Task objective:
Copy out the data verbatim, beginning with the line that contains "peak-label: 799.0 — [740, 189, 750, 212]" and continuing through the line that contains "spectrum-line — [174, 129, 849, 417]", with both of those lines included.

Supplied data:
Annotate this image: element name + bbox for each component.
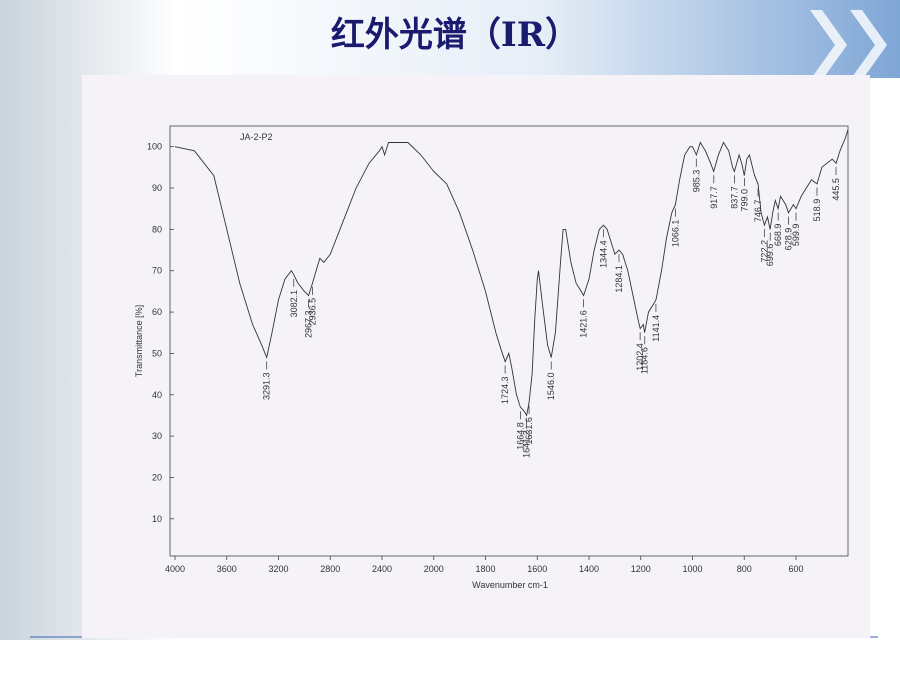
peak-label: 799.0 — [740, 189, 750, 212]
peak-label: 445.5 — [831, 178, 841, 201]
peak-label: 3082.1 — [289, 290, 299, 318]
peak-label: 1284.1 — [614, 265, 624, 293]
chevrons — [810, 10, 887, 80]
plot-frame — [169, 125, 849, 557]
spectrum-line — [174, 129, 849, 417]
y-tick-label: 10 — [152, 514, 162, 524]
x-tick-label: 1000 — [682, 564, 702, 574]
peak-label: 628.9 — [784, 228, 794, 251]
x-tick-label: 4000 — [165, 564, 185, 574]
header-band — [180, 0, 900, 78]
x-tick-label: 1800 — [475, 564, 495, 574]
peak-label: 722.2 — [759, 240, 769, 263]
x-tick-label: 800 — [737, 564, 752, 574]
y-tick-label: 30 — [152, 431, 162, 441]
peak-label: 985.3 — [691, 170, 701, 193]
peak-label: 746.7 — [753, 200, 763, 223]
peak-label: 518.9 — [812, 199, 822, 222]
x-tick-label: 1200 — [631, 564, 651, 574]
peak-label: 1421.6 — [578, 310, 588, 338]
x-tick-label: 600 — [788, 564, 803, 574]
y-tick-label: 80 — [152, 224, 162, 234]
spectrum-paper — [82, 75, 870, 638]
peak-label: 1724.3 — [500, 376, 510, 404]
y-tick-label: 100 — [147, 142, 162, 152]
y-tick-label: 40 — [152, 390, 162, 400]
peak-label: 1546.0 — [546, 373, 556, 401]
peak-label: 917.7 — [709, 186, 719, 209]
x-tick-label: 1600 — [527, 564, 547, 574]
peak-label: 1202.4 — [635, 343, 645, 371]
peak-label: 3291.3 — [262, 372, 272, 400]
x-tick-label: 3600 — [217, 564, 237, 574]
peak-label: 2967.3 — [304, 310, 314, 338]
peak-label: 2936.5 — [308, 298, 318, 326]
peak-label: 1344.4 — [598, 240, 608, 268]
peak-label: 1631.6 — [524, 417, 534, 445]
x-axis-label: Wavenumber cm-1 — [472, 580, 548, 590]
x-tick-label: 1400 — [579, 564, 599, 574]
y-tick-label: 70 — [152, 266, 162, 276]
chart-title: JA-2-P2 — [240, 132, 273, 142]
peak-label: 1641.2 — [522, 430, 532, 458]
x-tick-label: 2400 — [372, 564, 392, 574]
y-tick-label: 90 — [152, 183, 162, 193]
peak-label: 837.7 — [729, 186, 739, 209]
peak-label: 1664.8 — [515, 422, 525, 450]
y-tick-label: 50 — [152, 348, 162, 358]
x-tick-label: 2000 — [424, 564, 444, 574]
x-tick-label: 2800 — [320, 564, 340, 574]
slide-title: 红外光谱（IR） — [331, 15, 579, 55]
peak-label: 699.6 — [765, 244, 775, 267]
peak-label: 1184.6 — [640, 347, 650, 374]
peak-label: 668.9 — [773, 224, 783, 247]
peak-label: 1141.4 — [651, 315, 661, 342]
x-tick-label: 3200 — [268, 564, 288, 574]
y-axis-label: Transmittance [%] — [134, 305, 144, 377]
peak-label: 599.9 — [791, 224, 801, 247]
y-tick-label: 20 — [152, 472, 162, 482]
y-tick-label: 60 — [152, 307, 162, 317]
peak-label: 1066.1 — [670, 220, 680, 248]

Correct result:
peak-label: 799.0 — [740, 189, 750, 212]
peak-label: 445.5 — [831, 178, 841, 201]
peak-label: 3082.1 — [289, 290, 299, 318]
peak-label: 1284.1 — [614, 265, 624, 293]
chevrons — [810, 10, 887, 80]
plot-frame — [169, 125, 849, 557]
spectrum-line — [174, 129, 849, 417]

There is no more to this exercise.